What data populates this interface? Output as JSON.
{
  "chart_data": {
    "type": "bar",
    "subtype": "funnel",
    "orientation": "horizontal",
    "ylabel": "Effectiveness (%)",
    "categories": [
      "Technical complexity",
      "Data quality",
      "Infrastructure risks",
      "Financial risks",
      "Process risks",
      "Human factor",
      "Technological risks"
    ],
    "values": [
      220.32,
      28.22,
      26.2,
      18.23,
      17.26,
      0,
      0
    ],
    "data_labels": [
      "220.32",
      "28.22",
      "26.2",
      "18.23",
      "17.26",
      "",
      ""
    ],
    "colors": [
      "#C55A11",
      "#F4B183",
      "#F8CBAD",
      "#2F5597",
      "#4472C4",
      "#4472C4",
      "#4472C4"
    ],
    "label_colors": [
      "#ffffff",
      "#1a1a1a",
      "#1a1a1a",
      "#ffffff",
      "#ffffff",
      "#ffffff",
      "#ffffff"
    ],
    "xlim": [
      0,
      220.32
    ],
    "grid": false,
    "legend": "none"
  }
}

┄┄┄┄┄┄

◆ **What you are asked to do**:
Write every entry out again exactly.

◆ **Worked answer**:
What data populates this interface? Output as JSON.
{
  "chart_data": {
    "type": "bar",
    "subtype": "funnel",
    "orientation": "horizontal",
    "ylabel": "Effectiveness (%)",
    "categories": [
      "Technical complexity",
      "Data quality",
      "Infrastructure risks",
      "Financial risks",
      "Process risks",
      "Human factor",
      "Technological risks"
    ],
    "values": [
      220.32,
      28.22,
      26.2,
      18.23,
      17.26,
      0,
      0
    ],
    "data_labels": [
      "220.32",
      "28.22",
      "26.2",
      "18.23",
      "17.26",
      "",
      ""
    ],
    "colors": [
      "#C55A11",
      "#F4B183",
      "#F8CBAD",
      "#2F5597",
      "#4472C4",
      "#4472C4",
      "#4472C4"
    ],
    "label_colors": [
      "#ffffff",
      "#1a1a1a",
      "#1a1a1a",
      "#ffffff",
      "#ffffff",
      "#ffffff",
      "#ffffff"
    ],
    "xlim": [
      0,
      220.32
    ],
    "grid": false,
    "legend": "none"
  }
}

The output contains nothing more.